▶ **Exercise task**
Report, word for word, every line of the material that contains "Investopedia".

▶ **Task material**
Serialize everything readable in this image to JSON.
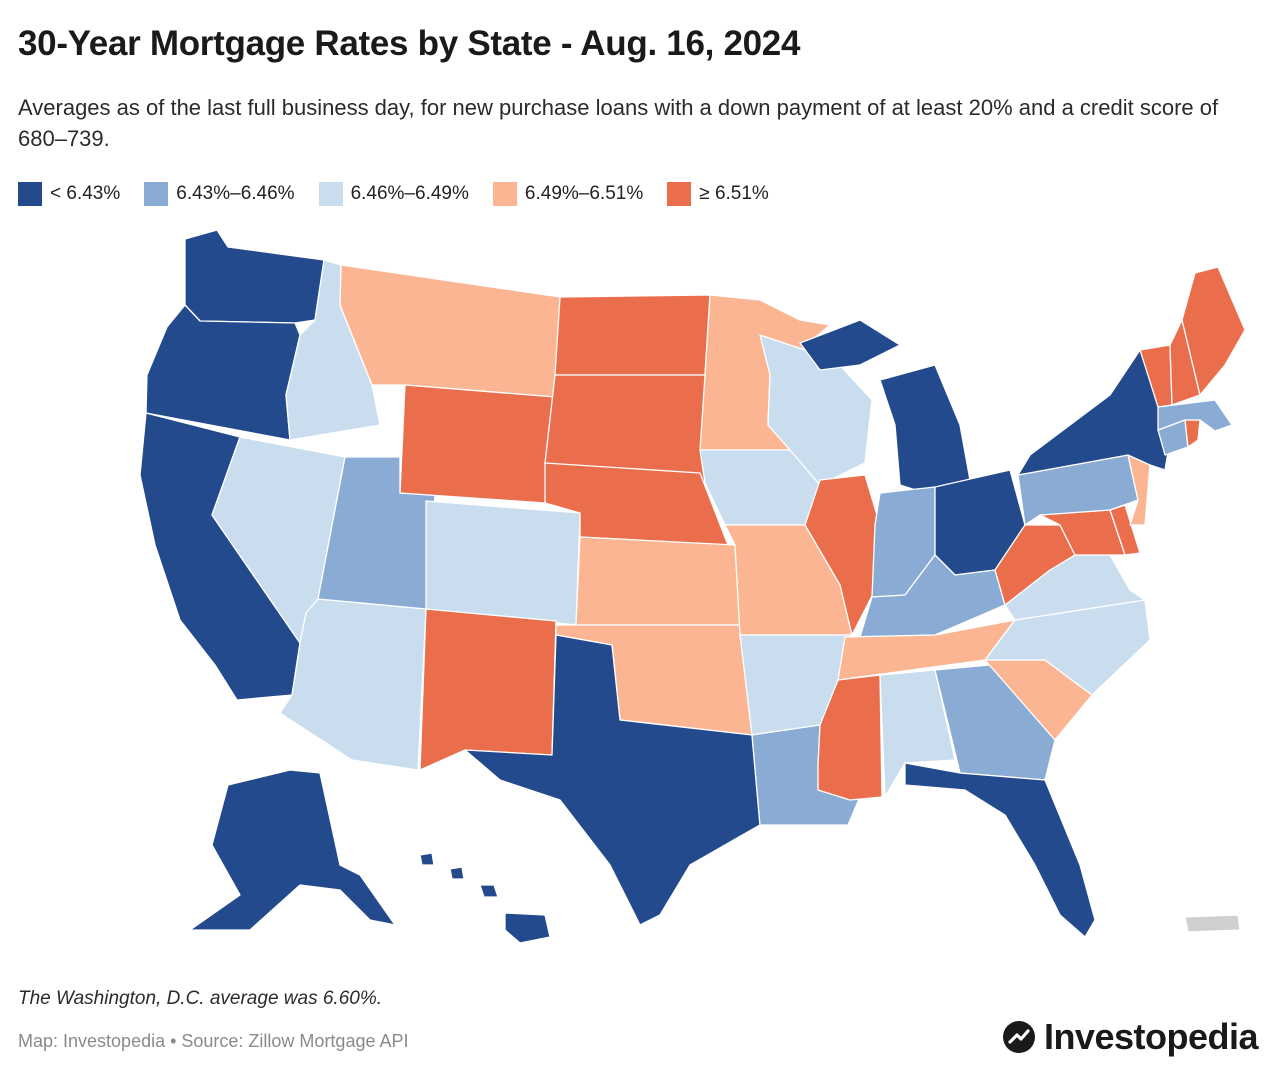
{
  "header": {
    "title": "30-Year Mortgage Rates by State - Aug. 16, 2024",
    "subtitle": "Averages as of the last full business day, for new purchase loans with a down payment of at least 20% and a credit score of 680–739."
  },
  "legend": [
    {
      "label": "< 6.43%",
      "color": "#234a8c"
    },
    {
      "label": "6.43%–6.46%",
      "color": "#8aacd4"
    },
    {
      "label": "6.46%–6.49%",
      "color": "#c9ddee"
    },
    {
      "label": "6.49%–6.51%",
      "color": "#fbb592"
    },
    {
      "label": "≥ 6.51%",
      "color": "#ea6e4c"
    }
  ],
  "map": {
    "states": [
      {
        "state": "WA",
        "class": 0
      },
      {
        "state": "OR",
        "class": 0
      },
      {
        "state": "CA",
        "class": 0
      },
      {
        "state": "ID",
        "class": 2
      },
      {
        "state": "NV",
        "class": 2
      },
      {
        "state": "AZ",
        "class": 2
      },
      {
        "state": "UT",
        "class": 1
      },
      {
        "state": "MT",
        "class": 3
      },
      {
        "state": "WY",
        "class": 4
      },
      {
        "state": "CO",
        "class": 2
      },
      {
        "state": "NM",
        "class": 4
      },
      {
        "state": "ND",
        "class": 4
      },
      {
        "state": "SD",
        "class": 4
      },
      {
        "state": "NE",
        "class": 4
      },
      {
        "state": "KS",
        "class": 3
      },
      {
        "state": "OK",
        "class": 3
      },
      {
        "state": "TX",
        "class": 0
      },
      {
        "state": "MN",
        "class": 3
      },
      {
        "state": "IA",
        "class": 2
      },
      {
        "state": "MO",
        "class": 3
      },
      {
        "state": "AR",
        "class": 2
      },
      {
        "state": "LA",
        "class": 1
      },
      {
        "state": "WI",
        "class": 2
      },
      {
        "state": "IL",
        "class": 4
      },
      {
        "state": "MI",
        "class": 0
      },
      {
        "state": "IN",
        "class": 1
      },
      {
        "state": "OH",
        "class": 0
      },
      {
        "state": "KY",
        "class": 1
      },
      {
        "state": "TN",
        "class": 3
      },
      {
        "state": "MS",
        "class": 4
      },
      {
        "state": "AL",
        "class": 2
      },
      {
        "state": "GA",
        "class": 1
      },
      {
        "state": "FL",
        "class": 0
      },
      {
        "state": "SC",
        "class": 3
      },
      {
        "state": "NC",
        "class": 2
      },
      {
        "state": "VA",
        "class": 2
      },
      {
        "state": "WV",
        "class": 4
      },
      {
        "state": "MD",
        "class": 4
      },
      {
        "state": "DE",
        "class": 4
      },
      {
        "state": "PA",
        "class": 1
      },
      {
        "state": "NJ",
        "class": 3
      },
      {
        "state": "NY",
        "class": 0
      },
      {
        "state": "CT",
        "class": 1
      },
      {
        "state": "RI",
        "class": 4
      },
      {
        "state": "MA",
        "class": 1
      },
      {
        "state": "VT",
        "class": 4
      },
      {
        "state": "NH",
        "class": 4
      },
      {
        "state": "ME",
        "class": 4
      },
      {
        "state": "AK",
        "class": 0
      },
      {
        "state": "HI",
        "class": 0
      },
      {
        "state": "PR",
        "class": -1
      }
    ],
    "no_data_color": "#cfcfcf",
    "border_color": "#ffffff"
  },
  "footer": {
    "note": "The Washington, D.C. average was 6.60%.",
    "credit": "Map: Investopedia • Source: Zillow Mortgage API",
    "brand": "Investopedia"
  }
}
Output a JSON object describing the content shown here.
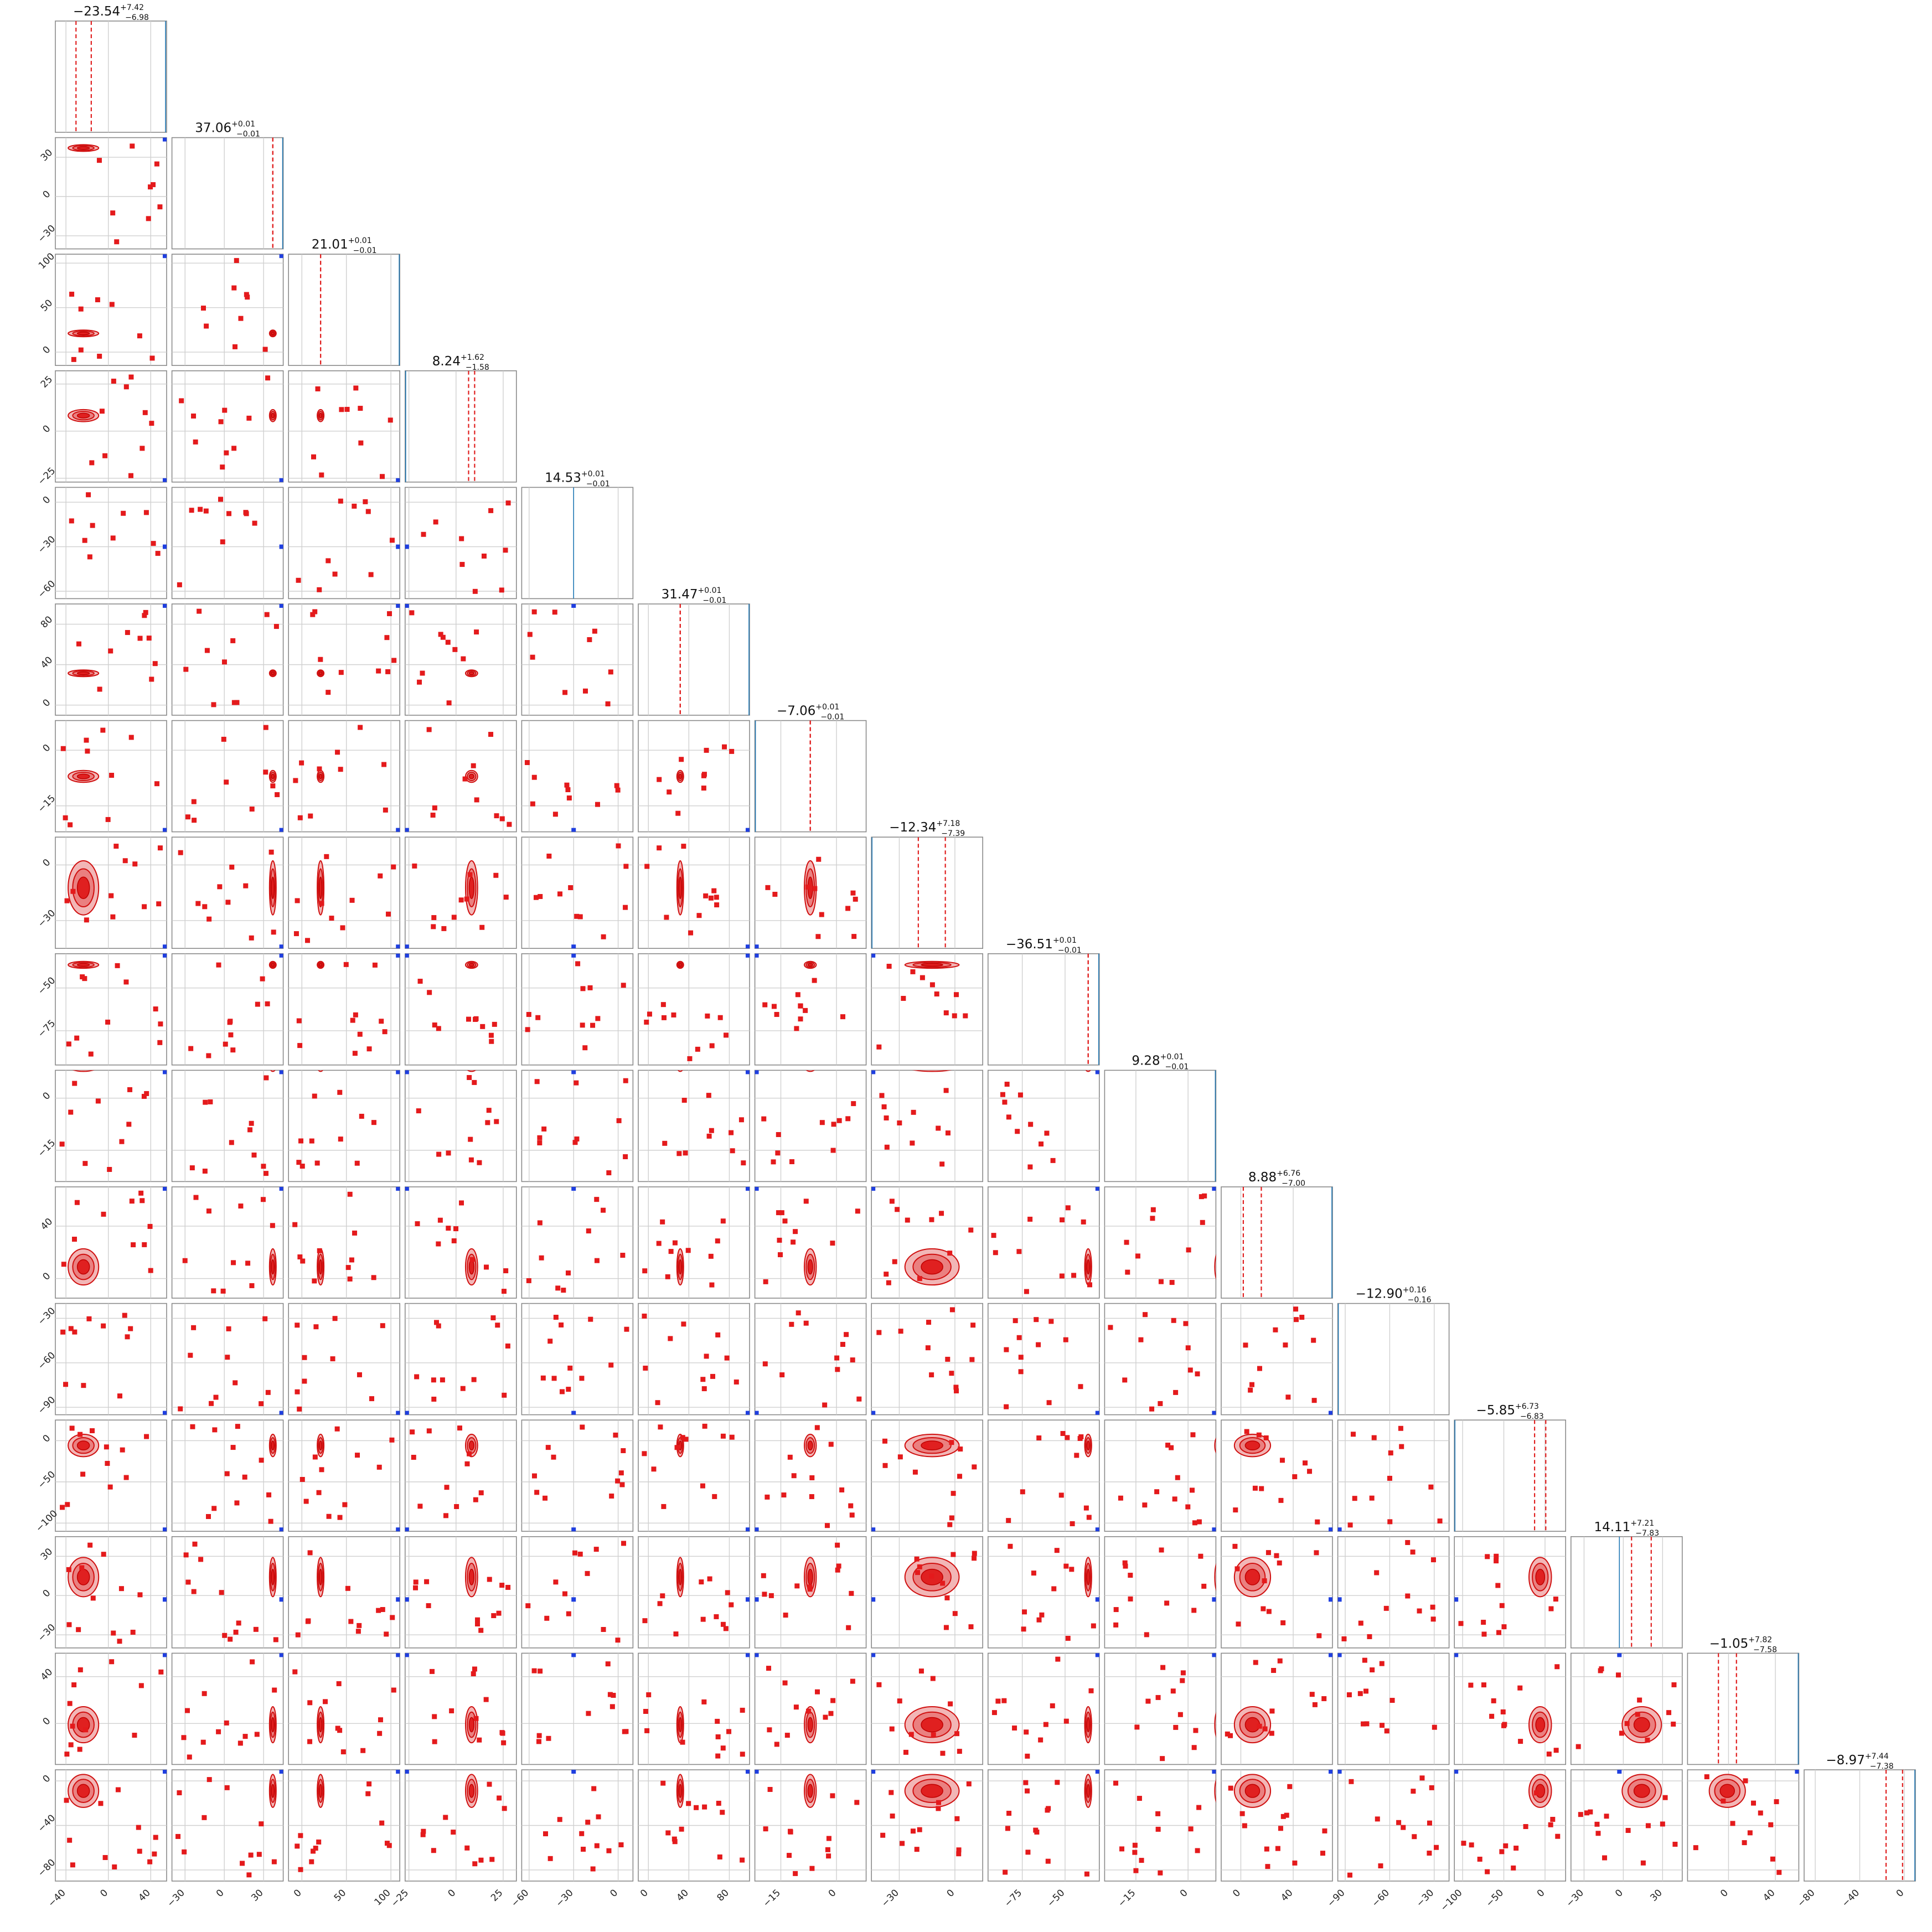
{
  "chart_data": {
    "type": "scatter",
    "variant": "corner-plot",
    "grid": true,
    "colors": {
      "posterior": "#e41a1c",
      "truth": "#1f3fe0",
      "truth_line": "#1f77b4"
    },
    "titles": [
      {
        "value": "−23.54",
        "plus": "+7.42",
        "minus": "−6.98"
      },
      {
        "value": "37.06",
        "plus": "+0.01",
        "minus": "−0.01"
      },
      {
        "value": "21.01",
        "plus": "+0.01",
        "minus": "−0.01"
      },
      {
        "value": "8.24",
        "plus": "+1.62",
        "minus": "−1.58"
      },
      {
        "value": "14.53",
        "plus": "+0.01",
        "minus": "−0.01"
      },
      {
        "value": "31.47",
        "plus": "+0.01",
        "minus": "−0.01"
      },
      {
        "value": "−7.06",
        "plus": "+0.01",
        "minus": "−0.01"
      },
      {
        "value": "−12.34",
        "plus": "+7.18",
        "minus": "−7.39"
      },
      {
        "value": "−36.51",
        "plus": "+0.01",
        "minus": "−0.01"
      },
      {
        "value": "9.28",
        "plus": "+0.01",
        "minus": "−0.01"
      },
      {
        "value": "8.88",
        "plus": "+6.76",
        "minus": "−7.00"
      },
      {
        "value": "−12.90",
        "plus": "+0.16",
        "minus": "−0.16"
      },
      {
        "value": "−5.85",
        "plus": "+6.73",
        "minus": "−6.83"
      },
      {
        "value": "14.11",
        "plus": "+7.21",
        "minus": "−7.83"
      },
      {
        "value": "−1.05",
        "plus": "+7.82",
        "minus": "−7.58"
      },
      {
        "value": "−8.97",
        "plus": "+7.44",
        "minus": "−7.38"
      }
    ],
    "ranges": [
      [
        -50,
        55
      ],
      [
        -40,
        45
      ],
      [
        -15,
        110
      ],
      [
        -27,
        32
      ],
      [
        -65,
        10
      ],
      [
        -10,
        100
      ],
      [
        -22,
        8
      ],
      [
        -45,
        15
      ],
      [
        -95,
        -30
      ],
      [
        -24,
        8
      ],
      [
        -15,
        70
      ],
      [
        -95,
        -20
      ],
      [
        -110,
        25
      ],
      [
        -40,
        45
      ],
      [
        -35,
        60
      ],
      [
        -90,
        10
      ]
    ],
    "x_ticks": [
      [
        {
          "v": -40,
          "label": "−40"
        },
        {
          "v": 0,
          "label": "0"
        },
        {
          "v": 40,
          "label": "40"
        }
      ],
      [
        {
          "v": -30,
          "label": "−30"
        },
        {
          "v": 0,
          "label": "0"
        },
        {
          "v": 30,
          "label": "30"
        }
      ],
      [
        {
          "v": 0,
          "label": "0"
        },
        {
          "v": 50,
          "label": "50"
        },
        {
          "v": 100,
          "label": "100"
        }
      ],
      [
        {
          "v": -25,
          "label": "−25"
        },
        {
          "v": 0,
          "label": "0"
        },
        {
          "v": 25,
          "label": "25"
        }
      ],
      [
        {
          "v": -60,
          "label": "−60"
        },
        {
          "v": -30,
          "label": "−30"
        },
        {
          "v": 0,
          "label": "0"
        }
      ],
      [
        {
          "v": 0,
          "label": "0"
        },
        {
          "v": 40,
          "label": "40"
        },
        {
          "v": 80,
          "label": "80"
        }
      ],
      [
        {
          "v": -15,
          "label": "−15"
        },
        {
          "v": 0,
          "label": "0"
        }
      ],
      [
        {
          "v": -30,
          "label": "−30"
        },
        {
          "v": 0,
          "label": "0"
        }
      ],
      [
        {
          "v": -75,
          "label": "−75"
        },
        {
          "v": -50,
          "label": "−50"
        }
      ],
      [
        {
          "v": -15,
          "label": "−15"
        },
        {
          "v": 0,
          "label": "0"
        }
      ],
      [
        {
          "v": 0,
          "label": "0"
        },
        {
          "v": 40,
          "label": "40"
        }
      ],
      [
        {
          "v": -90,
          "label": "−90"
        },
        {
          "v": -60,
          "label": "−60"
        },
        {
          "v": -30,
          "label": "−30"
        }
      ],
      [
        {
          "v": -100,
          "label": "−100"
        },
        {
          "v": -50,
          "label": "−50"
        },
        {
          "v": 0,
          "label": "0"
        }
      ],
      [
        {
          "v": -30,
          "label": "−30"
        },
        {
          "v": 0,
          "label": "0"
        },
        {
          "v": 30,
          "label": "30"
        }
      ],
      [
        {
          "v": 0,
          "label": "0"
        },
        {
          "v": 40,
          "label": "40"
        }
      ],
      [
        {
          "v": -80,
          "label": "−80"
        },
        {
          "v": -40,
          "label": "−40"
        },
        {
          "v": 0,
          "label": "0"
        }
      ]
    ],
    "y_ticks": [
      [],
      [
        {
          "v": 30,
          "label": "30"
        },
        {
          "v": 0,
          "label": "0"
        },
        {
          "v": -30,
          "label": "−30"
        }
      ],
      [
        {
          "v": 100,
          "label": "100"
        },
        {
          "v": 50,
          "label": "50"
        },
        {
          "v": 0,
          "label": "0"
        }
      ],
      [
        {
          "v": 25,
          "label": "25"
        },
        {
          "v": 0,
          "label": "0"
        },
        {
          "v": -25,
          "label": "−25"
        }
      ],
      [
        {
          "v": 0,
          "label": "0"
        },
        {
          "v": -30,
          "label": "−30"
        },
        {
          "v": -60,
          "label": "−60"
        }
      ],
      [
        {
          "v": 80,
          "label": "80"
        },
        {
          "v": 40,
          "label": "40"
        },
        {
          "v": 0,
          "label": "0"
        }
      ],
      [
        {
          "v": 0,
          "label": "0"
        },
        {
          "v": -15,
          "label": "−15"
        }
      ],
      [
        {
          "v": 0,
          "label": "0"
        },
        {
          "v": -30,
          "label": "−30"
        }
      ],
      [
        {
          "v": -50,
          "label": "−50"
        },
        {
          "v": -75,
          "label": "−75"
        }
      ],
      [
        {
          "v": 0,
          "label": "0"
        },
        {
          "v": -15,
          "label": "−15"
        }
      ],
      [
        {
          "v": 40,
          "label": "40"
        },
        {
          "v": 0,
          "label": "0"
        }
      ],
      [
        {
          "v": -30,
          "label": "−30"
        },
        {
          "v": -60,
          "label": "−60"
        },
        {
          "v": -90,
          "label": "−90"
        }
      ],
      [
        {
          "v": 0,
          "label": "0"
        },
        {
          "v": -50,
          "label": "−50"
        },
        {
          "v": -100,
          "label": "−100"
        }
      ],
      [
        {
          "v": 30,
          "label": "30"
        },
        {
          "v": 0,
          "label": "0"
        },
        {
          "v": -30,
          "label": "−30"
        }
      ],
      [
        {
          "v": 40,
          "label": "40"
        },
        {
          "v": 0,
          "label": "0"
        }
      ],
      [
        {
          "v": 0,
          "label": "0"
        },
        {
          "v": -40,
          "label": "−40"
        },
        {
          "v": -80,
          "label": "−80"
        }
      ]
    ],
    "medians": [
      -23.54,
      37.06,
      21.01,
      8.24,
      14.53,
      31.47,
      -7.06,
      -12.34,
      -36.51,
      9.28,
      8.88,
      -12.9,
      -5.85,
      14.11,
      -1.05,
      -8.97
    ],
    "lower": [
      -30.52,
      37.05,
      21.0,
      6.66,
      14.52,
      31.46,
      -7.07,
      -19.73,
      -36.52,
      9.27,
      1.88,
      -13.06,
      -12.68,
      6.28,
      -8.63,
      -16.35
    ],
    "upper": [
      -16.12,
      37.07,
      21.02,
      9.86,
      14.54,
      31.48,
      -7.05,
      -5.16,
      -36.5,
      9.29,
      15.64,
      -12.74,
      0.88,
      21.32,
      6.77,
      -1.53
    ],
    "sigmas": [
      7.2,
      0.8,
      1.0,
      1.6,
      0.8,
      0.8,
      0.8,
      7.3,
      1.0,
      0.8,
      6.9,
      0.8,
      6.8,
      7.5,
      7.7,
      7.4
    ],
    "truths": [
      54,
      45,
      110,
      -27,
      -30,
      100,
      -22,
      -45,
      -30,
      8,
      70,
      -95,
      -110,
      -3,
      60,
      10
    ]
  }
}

▶ **Full answer**
    "credit": "Map: Investopedia • Source: Zillow Mortgage API",
    "brand": "Investopedia"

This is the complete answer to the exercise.